Records contained in a dataset

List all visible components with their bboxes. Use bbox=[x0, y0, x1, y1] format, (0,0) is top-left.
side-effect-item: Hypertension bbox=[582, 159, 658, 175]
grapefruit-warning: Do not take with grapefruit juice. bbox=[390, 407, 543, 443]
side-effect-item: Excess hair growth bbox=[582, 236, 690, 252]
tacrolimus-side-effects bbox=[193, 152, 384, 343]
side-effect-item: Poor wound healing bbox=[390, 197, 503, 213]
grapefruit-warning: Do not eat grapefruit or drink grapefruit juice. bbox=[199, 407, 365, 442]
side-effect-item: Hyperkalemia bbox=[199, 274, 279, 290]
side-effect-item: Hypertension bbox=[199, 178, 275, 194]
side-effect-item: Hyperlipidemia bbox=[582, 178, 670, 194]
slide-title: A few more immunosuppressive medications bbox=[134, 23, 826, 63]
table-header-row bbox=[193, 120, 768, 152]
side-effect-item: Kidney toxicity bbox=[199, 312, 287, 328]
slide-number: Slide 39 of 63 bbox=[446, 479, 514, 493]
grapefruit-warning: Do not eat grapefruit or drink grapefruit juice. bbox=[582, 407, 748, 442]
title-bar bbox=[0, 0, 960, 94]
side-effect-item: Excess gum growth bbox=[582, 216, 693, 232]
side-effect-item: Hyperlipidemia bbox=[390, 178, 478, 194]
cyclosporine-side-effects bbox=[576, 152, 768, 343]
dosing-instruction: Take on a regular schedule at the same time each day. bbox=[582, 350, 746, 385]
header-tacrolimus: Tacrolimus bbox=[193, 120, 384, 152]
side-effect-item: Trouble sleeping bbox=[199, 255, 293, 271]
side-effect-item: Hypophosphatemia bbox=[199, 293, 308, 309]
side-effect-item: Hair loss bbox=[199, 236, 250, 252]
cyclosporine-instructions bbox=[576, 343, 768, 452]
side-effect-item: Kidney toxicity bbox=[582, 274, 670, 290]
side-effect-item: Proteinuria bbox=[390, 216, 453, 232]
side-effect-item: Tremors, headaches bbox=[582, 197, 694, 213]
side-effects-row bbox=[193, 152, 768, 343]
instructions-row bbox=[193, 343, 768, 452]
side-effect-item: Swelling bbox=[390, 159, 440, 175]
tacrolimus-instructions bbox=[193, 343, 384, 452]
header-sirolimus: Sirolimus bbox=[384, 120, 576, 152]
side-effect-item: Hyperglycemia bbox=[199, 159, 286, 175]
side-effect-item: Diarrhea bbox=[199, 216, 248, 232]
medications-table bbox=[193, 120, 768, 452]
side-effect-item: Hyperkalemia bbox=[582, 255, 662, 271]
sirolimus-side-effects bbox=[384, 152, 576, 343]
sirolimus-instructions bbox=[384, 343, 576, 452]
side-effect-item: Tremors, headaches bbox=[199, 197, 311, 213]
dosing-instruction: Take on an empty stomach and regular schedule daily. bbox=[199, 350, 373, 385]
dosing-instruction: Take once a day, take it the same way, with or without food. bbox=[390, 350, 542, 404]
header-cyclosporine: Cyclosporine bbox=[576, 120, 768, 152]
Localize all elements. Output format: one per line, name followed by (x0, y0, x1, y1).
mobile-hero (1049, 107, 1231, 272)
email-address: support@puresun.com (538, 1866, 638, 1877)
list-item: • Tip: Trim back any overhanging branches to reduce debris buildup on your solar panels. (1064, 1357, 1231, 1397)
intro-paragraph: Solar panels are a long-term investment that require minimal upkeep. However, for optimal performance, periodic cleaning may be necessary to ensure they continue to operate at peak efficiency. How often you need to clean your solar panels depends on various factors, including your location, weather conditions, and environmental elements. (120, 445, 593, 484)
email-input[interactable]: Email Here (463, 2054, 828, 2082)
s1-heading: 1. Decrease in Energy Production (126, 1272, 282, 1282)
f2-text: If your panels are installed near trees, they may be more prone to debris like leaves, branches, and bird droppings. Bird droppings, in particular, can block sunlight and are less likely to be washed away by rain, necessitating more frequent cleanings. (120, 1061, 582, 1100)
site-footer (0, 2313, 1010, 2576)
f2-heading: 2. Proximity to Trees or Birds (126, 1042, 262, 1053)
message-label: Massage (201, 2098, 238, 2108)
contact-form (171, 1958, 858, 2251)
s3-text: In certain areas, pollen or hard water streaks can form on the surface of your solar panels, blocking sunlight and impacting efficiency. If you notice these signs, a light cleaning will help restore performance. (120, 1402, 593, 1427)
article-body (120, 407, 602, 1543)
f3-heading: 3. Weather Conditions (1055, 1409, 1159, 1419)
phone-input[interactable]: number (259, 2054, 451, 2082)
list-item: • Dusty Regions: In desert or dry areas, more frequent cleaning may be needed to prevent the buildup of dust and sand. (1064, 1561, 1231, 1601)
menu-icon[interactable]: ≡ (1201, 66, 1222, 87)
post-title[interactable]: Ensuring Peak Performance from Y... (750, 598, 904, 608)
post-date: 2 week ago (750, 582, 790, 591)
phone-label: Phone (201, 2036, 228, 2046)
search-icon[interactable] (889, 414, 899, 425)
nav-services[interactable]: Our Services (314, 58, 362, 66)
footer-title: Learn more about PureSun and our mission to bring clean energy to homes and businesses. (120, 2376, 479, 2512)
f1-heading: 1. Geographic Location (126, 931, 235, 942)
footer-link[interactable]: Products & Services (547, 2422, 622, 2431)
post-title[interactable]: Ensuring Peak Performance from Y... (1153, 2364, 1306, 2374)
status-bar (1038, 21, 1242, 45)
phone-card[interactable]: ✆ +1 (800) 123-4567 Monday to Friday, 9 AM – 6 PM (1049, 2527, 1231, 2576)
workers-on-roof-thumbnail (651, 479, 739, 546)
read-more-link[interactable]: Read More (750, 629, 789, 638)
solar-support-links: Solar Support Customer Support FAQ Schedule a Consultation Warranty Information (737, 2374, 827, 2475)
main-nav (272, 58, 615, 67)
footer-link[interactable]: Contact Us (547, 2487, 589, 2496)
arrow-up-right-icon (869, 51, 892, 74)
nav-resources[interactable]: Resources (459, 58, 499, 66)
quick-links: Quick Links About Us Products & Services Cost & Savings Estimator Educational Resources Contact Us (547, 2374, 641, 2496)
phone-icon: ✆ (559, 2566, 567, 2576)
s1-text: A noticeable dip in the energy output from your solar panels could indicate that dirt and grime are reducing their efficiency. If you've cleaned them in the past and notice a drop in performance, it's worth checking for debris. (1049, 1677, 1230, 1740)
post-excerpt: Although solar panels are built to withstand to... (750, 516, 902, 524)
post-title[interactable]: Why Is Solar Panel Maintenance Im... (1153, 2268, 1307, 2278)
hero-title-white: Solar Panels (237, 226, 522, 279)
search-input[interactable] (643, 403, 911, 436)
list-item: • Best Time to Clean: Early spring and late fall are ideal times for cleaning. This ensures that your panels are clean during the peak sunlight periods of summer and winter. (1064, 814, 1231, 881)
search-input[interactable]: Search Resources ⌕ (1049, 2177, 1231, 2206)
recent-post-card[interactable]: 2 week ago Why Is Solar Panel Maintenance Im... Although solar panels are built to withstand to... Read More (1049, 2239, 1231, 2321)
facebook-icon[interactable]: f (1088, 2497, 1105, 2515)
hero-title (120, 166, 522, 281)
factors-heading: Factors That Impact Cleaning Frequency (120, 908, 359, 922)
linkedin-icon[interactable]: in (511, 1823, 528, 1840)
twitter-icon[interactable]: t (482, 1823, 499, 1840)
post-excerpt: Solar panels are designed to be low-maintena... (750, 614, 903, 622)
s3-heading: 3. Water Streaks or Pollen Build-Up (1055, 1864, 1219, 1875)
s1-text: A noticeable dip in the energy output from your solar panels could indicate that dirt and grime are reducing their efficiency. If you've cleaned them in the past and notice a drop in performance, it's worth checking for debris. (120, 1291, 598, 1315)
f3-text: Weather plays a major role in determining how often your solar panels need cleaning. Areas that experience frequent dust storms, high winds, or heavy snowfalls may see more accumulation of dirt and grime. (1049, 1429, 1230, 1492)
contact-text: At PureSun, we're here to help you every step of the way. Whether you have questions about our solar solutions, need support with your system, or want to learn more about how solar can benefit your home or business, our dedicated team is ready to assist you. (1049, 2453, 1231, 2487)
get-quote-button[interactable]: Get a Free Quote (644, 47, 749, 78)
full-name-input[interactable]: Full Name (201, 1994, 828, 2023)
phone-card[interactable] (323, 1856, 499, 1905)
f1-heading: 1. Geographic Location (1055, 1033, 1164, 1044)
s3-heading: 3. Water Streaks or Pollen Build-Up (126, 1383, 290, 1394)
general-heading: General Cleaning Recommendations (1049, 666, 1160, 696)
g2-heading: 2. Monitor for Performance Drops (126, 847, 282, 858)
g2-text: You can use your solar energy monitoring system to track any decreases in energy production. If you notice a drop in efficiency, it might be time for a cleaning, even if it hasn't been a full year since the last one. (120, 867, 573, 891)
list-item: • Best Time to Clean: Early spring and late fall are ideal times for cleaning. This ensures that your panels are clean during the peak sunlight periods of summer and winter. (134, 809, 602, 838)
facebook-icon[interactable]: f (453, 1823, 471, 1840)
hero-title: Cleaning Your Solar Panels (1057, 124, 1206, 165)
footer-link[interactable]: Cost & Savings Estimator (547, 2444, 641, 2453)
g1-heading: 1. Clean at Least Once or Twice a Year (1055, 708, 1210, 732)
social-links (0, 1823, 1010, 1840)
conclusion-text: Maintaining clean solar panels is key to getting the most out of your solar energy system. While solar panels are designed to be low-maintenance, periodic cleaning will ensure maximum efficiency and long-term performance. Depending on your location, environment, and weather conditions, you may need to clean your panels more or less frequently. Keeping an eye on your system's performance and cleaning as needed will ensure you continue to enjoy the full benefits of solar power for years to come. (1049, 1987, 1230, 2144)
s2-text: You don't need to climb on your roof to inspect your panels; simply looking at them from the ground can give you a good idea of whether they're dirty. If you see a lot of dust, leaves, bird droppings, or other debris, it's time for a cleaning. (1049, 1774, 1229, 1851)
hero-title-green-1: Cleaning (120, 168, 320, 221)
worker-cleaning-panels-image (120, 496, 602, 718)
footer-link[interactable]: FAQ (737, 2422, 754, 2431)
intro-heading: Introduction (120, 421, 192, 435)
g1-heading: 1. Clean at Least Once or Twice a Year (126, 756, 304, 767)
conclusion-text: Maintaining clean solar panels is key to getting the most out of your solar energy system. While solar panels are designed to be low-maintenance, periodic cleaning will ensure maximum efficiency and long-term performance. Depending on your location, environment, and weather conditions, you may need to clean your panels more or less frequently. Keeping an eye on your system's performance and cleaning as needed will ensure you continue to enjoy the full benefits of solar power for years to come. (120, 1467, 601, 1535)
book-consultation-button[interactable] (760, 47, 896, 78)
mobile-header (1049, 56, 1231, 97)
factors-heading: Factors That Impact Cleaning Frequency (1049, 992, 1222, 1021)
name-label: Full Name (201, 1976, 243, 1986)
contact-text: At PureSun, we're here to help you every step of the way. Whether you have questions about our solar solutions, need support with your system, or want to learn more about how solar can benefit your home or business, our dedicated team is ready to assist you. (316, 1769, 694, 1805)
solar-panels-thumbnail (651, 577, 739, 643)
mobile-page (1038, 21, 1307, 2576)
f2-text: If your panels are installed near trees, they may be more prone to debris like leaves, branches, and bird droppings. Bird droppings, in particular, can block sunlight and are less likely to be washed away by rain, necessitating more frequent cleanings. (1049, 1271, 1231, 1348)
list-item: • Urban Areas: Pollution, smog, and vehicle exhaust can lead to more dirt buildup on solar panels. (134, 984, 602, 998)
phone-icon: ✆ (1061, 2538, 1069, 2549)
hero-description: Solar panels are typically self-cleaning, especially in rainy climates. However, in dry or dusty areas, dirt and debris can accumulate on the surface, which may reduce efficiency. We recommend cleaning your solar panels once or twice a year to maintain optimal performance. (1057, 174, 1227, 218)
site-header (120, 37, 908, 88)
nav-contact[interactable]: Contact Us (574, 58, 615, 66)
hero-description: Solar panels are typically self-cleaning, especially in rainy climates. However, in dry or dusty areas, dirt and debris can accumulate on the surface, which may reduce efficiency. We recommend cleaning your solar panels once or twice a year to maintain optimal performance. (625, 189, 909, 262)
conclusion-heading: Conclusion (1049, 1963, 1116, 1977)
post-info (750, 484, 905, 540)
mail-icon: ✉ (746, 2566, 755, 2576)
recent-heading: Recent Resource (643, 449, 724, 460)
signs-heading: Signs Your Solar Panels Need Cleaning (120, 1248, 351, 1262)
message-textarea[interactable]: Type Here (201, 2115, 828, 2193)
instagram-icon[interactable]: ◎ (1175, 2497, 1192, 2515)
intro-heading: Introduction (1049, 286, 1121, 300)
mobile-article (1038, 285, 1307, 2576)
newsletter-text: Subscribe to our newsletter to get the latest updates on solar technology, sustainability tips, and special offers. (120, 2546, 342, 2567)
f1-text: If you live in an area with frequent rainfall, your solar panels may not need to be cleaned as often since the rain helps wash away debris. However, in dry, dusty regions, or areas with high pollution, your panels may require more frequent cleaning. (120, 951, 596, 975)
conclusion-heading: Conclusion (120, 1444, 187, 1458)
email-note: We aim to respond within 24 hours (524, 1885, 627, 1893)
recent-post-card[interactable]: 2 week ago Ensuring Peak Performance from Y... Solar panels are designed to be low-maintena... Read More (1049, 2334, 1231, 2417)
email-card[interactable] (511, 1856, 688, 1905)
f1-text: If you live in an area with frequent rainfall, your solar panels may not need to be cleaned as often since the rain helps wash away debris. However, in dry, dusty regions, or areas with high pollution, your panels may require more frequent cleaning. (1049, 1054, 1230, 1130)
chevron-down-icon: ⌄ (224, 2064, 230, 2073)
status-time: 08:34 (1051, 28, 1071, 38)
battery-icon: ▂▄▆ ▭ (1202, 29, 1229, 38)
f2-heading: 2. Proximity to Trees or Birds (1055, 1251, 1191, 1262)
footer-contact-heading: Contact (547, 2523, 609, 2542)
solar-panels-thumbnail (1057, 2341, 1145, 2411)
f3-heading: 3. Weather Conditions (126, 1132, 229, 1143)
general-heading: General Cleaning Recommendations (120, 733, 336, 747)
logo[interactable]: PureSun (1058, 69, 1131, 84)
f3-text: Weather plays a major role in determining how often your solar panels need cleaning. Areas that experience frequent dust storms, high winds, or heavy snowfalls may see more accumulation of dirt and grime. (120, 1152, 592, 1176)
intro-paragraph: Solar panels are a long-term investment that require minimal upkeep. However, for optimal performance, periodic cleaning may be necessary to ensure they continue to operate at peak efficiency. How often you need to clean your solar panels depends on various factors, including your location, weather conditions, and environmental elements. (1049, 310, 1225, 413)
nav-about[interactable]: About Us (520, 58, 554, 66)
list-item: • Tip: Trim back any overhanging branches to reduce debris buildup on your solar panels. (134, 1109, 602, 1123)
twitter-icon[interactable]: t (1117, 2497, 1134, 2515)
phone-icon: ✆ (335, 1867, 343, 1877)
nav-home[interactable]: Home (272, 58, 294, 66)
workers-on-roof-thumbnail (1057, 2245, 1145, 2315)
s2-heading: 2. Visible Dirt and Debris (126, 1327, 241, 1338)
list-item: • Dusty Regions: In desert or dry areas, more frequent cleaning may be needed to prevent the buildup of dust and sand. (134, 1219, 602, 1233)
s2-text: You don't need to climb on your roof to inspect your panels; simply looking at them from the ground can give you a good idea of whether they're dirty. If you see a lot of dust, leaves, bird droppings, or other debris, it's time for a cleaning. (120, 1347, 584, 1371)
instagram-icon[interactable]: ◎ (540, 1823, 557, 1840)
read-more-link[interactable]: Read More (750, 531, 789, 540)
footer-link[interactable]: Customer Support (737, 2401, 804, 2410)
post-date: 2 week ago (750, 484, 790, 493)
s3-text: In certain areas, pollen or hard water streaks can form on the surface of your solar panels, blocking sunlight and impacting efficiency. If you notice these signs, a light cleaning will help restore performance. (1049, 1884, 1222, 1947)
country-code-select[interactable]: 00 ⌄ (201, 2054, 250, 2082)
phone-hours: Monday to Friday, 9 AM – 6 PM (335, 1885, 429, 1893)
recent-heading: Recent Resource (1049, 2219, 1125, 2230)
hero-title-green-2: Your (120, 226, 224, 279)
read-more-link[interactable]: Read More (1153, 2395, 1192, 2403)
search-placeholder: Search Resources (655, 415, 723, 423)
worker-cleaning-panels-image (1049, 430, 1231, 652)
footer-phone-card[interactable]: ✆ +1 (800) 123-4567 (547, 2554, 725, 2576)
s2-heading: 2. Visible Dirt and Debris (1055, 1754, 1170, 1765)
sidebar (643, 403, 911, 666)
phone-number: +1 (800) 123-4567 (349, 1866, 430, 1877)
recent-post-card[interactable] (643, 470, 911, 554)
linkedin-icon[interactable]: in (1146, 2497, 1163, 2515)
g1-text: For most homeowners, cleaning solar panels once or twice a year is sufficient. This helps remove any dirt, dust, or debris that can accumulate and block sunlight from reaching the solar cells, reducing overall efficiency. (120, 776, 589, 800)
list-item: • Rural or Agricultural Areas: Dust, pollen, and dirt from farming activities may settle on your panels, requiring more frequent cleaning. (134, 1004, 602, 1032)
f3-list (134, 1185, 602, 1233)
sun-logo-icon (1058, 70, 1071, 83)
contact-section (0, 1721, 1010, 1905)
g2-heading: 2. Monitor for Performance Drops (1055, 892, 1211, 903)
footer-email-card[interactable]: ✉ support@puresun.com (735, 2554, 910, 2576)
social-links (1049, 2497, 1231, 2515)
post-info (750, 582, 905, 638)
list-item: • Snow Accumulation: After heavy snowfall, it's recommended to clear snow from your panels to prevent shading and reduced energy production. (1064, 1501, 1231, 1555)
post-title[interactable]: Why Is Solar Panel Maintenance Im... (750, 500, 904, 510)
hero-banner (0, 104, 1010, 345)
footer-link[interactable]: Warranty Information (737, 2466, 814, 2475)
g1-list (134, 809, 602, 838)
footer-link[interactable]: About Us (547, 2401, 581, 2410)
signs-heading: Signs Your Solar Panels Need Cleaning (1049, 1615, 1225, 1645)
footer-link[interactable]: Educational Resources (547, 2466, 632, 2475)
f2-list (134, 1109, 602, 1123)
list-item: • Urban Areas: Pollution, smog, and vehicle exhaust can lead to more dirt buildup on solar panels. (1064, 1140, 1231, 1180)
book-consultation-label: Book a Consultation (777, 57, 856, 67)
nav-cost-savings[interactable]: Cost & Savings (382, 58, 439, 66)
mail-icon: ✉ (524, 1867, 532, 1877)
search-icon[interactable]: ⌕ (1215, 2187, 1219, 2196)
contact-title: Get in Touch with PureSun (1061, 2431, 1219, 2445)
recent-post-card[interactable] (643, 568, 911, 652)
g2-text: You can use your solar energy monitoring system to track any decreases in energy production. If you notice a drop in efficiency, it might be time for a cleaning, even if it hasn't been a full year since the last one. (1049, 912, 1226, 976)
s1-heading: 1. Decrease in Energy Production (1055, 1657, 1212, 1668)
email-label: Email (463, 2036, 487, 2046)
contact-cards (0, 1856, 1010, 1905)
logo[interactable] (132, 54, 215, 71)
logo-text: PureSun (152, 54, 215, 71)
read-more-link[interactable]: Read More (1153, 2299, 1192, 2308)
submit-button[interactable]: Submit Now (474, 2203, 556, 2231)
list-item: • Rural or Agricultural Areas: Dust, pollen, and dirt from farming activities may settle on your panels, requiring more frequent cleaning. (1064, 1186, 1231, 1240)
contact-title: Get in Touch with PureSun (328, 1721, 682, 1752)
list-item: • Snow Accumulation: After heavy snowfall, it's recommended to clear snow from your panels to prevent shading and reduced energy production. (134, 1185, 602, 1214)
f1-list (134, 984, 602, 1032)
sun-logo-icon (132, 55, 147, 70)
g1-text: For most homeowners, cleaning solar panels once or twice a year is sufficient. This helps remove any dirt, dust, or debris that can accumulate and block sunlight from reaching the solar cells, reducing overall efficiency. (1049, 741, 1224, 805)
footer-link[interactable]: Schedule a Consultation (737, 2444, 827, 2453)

Work request: Wherever the string "simply" shows up in a line above, tally that line, and answer with the final number alone.

Solution below: 2